▶ [Given problem A]: In the passage on R probability functions, what root name is shared by the four functions for the normal distribution?
▶ [Given problem B]: List each prefix that the passage on R probability functions gives for a distribution's basic functions, along with the word it stands for.
▶ [Given problem C]: In the passage on R probability functions, please rewrite the stretch from "Although there is" through "cumulative distribution function)", replacing "econometrics" with "statistics".

So we have shown that the area under the curve equals one, that the expectation is \(E(X)=\frac{3}{2}\) and we found the variance to be \(\text{Var}(X) = \frac{3}{4}\). However, this was tedious and, as we shall see, an analytic approach is not applicable for some PDFs, e.g., if integrals have no closed form solutions.

Luckily, R also enables us to easily find the results derived above. The tool we use for this is the function integrate(). First, we have to define the functions we want to calculate integrals for as R functions, i.e., the PDF \(f_X(x)\) as well as the expressions \(x\cdot f_X(x)\) and \(x^2\cdot f_X(x)\).

# define functions
f <- function(x) 3 / x^4
g <- function(x) x * f(x)
h <- function(x) x^2 * f(x)

Next, we use integrate() and set lower and upper limits of integration to \(1\) and \(\infty\) using arguments lower and upper. By default, integrate() prints the result along with an estimate of the approximation error to the console. However, the outcome is not a numeric value one can readily do further calculation with. In order to get only a numeric value of the integral, we need to use the $ operator in conjunction with the value. The $ operator is used to extract elements by name from an object of type list.

# compute area under the density curve
area <- integrate(f, 
                 lower = 1, 
                 upper = Inf)$value
#> [1] 1

# compute E(X)
EX <- integrate(g,
                lower = 1,
                upper = Inf)$value
#> [1] 1.5

# compute Var(X)
VarX <- integrate(h,
                  lower = 1,
                  upper = Inf)$value - EX^2 
#> [1] 0.75

Although there is a wide variety of distributions, the ones most often encountered in econometrics are the normal, chi-squared, Student \(t\) and \(F\) distributions. Therefore we will discuss some core R functions that allow us to do calculations involving densities, probabilities and quantiles of these distributions.

Every probability distribution that R handles has four basic functions whose names consist of a prefix followed by a root name. As an example, take the normal distribution. The root name of all four functions associated with the normal distribution is norm. The four prefixes are

  • d for “density” - probability function / probability density function
  • p for “probability” - cumulative distribution function
  • q for “quantile” - quantile function (inverse cumulative distribution function)
  • r for “random” - random number generator

Thus, for the normal distribution we have the R functions dnorm(), pnorm(), qnorm() and rnorm().

(Collected data)

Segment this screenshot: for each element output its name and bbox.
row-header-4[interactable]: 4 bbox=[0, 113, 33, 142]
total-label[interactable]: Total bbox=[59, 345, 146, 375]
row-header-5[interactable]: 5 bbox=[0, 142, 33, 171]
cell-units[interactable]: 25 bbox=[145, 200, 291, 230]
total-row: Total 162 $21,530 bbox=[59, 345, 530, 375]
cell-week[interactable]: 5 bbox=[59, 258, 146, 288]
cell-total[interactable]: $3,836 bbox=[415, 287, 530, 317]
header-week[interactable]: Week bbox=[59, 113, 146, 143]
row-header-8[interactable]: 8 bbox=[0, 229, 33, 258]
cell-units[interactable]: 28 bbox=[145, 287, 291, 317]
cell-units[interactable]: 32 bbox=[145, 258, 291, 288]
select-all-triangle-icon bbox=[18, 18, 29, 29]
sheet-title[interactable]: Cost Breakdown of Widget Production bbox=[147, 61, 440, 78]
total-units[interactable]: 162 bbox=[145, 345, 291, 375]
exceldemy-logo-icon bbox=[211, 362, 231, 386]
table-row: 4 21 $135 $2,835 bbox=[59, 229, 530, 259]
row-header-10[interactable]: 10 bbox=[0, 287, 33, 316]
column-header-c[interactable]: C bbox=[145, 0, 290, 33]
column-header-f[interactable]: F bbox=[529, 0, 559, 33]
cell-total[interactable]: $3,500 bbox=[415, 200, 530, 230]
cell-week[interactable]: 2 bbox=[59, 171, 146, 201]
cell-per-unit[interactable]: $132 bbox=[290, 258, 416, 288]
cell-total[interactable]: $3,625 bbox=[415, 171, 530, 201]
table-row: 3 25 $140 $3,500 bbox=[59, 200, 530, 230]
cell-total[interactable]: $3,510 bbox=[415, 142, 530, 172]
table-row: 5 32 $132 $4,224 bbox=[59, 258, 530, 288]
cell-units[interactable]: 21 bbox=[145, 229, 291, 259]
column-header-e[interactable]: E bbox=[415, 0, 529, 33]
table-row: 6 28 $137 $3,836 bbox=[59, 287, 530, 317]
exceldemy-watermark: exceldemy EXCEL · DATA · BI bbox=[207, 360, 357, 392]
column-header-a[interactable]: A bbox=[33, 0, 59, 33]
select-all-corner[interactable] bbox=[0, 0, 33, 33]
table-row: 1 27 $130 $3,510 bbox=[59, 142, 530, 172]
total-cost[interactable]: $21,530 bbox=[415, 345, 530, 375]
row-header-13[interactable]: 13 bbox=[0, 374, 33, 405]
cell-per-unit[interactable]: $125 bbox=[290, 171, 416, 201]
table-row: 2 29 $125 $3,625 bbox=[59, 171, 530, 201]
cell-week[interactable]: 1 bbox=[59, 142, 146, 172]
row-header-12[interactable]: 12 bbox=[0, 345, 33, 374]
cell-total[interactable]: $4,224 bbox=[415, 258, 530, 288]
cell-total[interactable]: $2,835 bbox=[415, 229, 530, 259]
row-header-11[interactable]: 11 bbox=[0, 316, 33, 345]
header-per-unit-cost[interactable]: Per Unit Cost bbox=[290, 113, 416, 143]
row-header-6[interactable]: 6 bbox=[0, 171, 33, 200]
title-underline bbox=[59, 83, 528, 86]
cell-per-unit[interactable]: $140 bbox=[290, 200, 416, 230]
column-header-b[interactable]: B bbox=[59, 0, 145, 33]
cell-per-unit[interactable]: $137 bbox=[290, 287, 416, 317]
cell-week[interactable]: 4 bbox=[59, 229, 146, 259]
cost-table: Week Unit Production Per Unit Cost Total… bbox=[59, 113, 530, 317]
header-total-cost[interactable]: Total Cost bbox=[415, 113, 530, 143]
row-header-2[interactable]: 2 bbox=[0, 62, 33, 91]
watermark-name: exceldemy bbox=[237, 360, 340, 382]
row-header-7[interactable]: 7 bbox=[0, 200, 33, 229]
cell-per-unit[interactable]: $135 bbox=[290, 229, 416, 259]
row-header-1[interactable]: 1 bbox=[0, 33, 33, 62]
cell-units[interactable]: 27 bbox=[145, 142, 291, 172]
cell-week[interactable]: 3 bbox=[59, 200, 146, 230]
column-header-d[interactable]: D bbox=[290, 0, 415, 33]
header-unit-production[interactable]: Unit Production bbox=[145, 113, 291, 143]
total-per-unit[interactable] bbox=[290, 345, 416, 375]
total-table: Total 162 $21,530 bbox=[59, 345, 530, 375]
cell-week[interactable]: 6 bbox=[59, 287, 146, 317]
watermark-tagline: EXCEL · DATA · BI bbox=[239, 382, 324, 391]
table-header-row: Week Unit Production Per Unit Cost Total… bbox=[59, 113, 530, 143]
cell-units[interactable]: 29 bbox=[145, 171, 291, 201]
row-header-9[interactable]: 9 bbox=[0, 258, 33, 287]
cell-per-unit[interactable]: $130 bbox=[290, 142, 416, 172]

▶ [Worked answer A]: norm

▶ [Worked answer B]:
- d: density
- p: probability
- q: quantile
- r: random

▶ [Worked answer C]:
Although there is a wide variety of distributions, the ones most often encountered in statistics are the normal, chi-squared, Student \(t\) and \(F\) distributions. Therefore we will discuss some core R functions that allow us to do calculations involving densities, probabilities and quantiles of these distributions.

Every probability distribution that R handles has four basic functions whose names consist of a prefix followed by a root name. As an example, take the normal distribution. The root name of all four functions associated with the normal distribution is norm. The four prefixes are

  • d for “density” - probability function / probability density function
  • p for “probability” - cumulative distribution function
  • q for “quantile” - quantile function (inverse cumulative distribution function)